Work required: Provide an exact transcription of all the records.

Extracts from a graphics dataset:
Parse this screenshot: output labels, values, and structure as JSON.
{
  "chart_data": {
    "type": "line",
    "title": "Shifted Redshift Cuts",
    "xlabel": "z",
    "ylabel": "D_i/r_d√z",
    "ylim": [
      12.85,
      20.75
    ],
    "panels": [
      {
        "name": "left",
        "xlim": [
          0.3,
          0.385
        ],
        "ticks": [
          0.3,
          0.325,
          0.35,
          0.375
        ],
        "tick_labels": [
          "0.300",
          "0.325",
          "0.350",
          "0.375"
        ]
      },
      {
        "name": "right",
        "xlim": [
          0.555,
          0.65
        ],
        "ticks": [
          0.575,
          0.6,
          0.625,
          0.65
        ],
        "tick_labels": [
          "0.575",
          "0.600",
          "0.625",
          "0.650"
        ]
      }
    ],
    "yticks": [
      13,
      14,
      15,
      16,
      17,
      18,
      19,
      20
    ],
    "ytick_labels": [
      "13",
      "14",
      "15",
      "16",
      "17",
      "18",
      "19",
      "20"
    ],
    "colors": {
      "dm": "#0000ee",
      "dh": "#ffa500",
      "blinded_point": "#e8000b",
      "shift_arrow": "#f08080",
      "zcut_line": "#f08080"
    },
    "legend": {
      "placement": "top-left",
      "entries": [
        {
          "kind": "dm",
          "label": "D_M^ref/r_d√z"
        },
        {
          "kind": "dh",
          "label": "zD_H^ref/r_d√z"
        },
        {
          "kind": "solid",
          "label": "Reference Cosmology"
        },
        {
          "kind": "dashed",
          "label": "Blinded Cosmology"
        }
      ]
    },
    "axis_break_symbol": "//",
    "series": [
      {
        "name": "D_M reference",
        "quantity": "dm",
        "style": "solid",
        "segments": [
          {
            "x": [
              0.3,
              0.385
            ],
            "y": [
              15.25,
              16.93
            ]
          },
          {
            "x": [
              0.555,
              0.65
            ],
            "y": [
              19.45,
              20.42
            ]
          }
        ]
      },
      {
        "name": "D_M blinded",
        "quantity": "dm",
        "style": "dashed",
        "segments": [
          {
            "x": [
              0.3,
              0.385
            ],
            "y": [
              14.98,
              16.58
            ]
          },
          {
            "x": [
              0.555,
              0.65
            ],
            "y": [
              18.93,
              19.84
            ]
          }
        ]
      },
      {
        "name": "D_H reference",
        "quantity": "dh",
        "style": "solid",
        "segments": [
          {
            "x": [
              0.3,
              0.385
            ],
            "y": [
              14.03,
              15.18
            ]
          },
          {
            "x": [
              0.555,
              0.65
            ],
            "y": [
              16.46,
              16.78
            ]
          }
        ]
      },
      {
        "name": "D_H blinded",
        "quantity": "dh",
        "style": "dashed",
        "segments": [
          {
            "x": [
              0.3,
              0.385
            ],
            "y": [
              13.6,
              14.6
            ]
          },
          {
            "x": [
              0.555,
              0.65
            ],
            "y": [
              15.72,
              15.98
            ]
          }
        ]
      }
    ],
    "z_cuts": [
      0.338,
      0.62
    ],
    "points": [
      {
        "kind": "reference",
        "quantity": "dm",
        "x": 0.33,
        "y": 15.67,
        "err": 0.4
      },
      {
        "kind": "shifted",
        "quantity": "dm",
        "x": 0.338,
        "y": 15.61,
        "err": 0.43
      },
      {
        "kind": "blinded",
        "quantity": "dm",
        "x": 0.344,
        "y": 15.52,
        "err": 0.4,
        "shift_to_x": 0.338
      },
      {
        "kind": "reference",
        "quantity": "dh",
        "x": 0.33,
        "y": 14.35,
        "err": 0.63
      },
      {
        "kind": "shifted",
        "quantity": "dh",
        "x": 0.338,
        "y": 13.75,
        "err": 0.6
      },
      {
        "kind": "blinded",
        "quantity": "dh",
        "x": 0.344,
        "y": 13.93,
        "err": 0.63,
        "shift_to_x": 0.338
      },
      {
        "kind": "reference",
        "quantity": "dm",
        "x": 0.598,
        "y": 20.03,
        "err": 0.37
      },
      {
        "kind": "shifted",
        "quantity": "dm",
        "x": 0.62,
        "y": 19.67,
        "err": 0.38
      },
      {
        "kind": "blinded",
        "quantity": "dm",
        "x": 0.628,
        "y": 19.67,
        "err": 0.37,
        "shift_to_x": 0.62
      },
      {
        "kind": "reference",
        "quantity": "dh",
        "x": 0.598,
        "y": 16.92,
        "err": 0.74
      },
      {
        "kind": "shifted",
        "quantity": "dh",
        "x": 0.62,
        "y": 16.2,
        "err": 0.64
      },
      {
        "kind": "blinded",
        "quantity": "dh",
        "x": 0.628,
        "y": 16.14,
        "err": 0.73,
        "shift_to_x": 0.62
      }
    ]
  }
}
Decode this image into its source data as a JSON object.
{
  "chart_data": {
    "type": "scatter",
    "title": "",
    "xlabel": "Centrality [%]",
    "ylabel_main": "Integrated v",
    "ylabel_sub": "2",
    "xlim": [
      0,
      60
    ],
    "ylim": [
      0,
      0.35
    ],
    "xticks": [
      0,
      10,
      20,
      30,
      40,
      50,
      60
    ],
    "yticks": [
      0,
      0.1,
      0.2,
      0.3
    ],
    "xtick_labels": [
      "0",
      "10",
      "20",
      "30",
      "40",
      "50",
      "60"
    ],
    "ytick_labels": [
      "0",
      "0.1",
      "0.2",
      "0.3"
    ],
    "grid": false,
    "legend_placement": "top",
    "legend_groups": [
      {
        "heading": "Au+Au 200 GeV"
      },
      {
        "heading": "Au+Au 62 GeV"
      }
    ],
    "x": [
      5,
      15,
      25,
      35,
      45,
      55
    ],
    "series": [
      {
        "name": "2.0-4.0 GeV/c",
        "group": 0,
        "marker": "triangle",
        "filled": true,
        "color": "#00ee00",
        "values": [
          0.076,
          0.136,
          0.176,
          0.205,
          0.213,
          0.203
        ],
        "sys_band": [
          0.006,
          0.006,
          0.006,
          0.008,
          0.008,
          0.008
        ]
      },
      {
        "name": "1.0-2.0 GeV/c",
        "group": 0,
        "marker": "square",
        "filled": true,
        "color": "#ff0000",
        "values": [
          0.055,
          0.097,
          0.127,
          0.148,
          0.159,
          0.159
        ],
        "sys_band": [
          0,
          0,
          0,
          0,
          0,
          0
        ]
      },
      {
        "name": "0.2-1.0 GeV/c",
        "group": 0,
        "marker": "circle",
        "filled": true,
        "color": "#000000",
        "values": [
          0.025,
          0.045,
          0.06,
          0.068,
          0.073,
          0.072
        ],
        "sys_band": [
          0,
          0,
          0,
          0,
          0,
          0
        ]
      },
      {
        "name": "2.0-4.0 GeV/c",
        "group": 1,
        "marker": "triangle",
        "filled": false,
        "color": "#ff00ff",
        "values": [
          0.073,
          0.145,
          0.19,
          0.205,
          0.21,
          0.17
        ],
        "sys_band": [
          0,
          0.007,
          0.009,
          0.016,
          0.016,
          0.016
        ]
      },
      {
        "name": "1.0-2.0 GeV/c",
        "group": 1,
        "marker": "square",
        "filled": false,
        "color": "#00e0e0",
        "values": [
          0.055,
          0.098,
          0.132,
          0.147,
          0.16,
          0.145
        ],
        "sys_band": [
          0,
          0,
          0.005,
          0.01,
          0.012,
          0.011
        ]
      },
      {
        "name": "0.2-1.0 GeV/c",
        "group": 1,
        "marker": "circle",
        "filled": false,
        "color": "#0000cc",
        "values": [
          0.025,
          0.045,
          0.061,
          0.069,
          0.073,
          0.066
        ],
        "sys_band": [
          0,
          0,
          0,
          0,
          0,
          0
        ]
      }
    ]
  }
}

Task solution:
Parse this screenshot: output labels, values, and structure as JSON.
{
  "chart_data": {
    "type": "line",
    "title": "Shifted Redshift Cuts",
    "xlabel": "z",
    "ylabel": "D_i/r_d√z",
    "ylim": [
      12.85,
      20.75
    ],
    "panels": [
      {
        "name": "left",
        "xlim": [
          0.3,
          0.385
        ],
        "ticks": [
          0.3,
          0.325,
          0.35,
          0.375
        ],
        "tick_labels": [
          "0.300",
          "0.325",
          "0.350",
          "0.375"
        ]
      },
      {
        "name": "right",
        "xlim": [
          0.555,
          0.65
        ],
        "ticks": [
          0.575,
          0.6,
          0.625,
          0.65
        ],
        "tick_labels": [
          "0.575",
          "0.600",
          "0.625",
          "0.650"
        ]
      }
    ],
    "yticks": [
      13,
      14,
      15,
      16,
      17,
      18,
      19,
      20
    ],
    "ytick_labels": [
      "13",
      "14",
      "15",
      "16",
      "17",
      "18",
      "19",
      "20"
    ],
    "colors": {
      "dm": "#0000ee",
      "dh": "#ffa500",
      "blinded_point": "#e8000b",
      "shift_arrow": "#f08080",
      "zcut_line": "#f08080"
    },
    "legend": {
      "placement": "top-left",
      "entries": [
        {
          "kind": "dm",
          "label": "D_M^ref/r_d√z"
        },
        {
          "kind": "dh",
          "label": "zD_H^ref/r_d√z"
        },
        {
          "kind": "solid",
          "label": "Reference Cosmology"
        },
        {
          "kind": "dashed",
          "label": "Blinded Cosmology"
        }
      ]
    },
    "axis_break_symbol": "//",
    "series": [
      {
        "name": "D_M reference",
        "quantity": "dm",
        "style": "solid",
        "segments": [
          {
            "x": [
              0.3,
              0.385
            ],
            "y": [
              15.25,
              16.93
            ]
          },
          {
            "x": [
              0.555,
              0.65
            ],
            "y": [
              19.45,
              20.42
            ]
          }
        ]
      },
      {
        "name": "D_M blinded",
        "quantity": "dm",
        "style": "dashed",
        "segments": [
          {
            "x": [
              0.3,
              0.385
            ],
            "y": [
              14.98,
              16.58
            ]
          },
          {
            "x": [
              0.555,
              0.65
            ],
            "y": [
              18.93,
              19.84
            ]
          }
        ]
      },
      {
        "name": "D_H reference",
        "quantity": "dh",
        "style": "solid",
        "segments": [
          {
            "x": [
              0.3,
              0.385
            ],
            "y": [
              14.03,
              15.18
            ]
          },
          {
            "x": [
              0.555,
              0.65
            ],
            "y": [
              16.46,
              16.78
            ]
          }
        ]
      },
      {
        "name": "D_H blinded",
        "quantity": "dh",
        "style": "dashed",
        "segments": [
          {
            "x": [
              0.3,
              0.385
            ],
            "y": [
              13.6,
              14.6
            ]
          },
          {
            "x": [
              0.555,
              0.65
            ],
            "y": [
              15.72,
              15.98
            ]
          }
        ]
      }
    ],
    "z_cuts": [
      0.338,
      0.62
    ],
    "points": [
      {
        "kind": "reference",
        "quantity": "dm",
        "x": 0.33,
        "y": 15.67,
        "err": 0.4
      },
      {
        "kind": "shifted",
        "quantity": "dm",
        "x": 0.338,
        "y": 15.61,
        "err": 0.43
      },
      {
        "kind": "blinded",
        "quantity": "dm",
        "x": 0.344,
        "y": 15.52,
        "err": 0.4,
        "shift_to_x": 0.338
      },
      {
        "kind": "reference",
        "quantity": "dh",
        "x": 0.33,
        "y": 14.35,
        "err": 0.63
      },
      {
        "kind": "shifted",
        "quantity": "dh",
        "x": 0.338,
        "y": 13.75,
        "err": 0.6
      },
      {
        "kind": "blinded",
        "quantity": "dh",
        "x": 0.344,
        "y": 13.93,
        "err": 0.63,
        "shift_to_x": 0.338
      },
      {
        "kind": "reference",
        "quantity": "dm",
        "x": 0.598,
        "y": 20.03,
        "err": 0.37
      },
      {
        "kind": "shifted",
        "quantity": "dm",
        "x": 0.62,
        "y": 19.67,
        "err": 0.38
      },
      {
        "kind": "blinded",
        "quantity": "dm",
        "x": 0.628,
        "y": 19.67,
        "err": 0.37,
        "shift_to_x": 0.62
      },
      {
        "kind": "reference",
        "quantity": "dh",
        "x": 0.598,
        "y": 16.92,
        "err": 0.74
      },
      {
        "kind": "shifted",
        "quantity": "dh",
        "x": 0.62,
        "y": 16.2,
        "err": 0.64
      },
      {
        "kind": "blinded",
        "quantity": "dh",
        "x": 0.628,
        "y": 16.14,
        "err": 0.73,
        "shift_to_x": 0.62
      }
    ]
  }
}
Decode this image into its source data as a JSON object.
{
  "chart_data": {
    "type": "scatter",
    "title": "",
    "xlabel": "Centrality [%]",
    "ylabel_main": "Integrated v",
    "ylabel_sub": "2",
    "xlim": [
      0,
      60
    ],
    "ylim": [
      0,
      0.35
    ],
    "xticks": [
      0,
      10,
      20,
      30,
      40,
      50,
      60
    ],
    "yticks": [
      0,
      0.1,
      0.2,
      0.3
    ],
    "xtick_labels": [
      "0",
      "10",
      "20",
      "30",
      "40",
      "50",
      "60"
    ],
    "ytick_labels": [
      "0",
      "0.1",
      "0.2",
      "0.3"
    ],
    "grid": false,
    "legend_placement": "top",
    "legend_groups": [
      {
        "heading": "Au+Au 200 GeV"
      },
      {
        "heading": "Au+Au 62 GeV"
      }
    ],
    "x": [
      5,
      15,
      25,
      35,
      45,
      55
    ],
    "series": [
      {
        "name": "2.0-4.0 GeV/c",
        "group": 0,
        "marker": "triangle",
        "filled": true,
        "color": "#00ee00",
        "values": [
          0.076,
          0.136,
          0.176,
          0.205,
          0.213,
          0.203
        ],
        "sys_band": [
          0.006,
          0.006,
          0.006,
          0.008,
          0.008,
          0.008
        ]
      },
      {
        "name": "1.0-2.0 GeV/c",
        "group": 0,
        "marker": "square",
        "filled": true,
        "color": "#ff0000",
        "values": [
          0.055,
          0.097,
          0.127,
          0.148,
          0.159,
          0.159
        ],
        "sys_band": [
          0,
          0,
          0,
          0,
          0,
          0
        ]
      },
      {
        "name": "0.2-1.0 GeV/c",
        "group": 0,
        "marker": "circle",
        "filled": true,
        "color": "#000000",
        "values": [
          0.025,
          0.045,
          0.06,
          0.068,
          0.073,
          0.072
        ],
        "sys_band": [
          0,
          0,
          0,
          0,
          0,
          0
        ]
      },
      {
        "name": "2.0-4.0 GeV/c",
        "group": 1,
        "marker": "triangle",
        "filled": false,
        "color": "#ff00ff",
        "values": [
          0.073,
          0.145,
          0.19,
          0.205,
          0.21,
          0.17
        ],
        "sys_band": [
          0,
          0.007,
          0.009,
          0.016,
          0.016,
          0.016
        ]
      },
      {
        "name": "1.0-2.0 GeV/c",
        "group": 1,
        "marker": "square",
        "filled": false,
        "color": "#00e0e0",
        "values": [
          0.055,
          0.098,
          0.132,
          0.147,
          0.16,
          0.145
        ],
        "sys_band": [
          0,
          0,
          0.005,
          0.01,
          0.012,
          0.011
        ]
      },
      {
        "name": "0.2-1.0 GeV/c",
        "group": 1,
        "marker": "circle",
        "filled": false,
        "color": "#0000cc",
        "values": [
          0.025,
          0.045,
          0.061,
          0.069,
          0.073,
          0.066
        ],
        "sys_band": [
          0,
          0,
          0,
          0,
          0,
          0
        ]
      }
    ]
  }
}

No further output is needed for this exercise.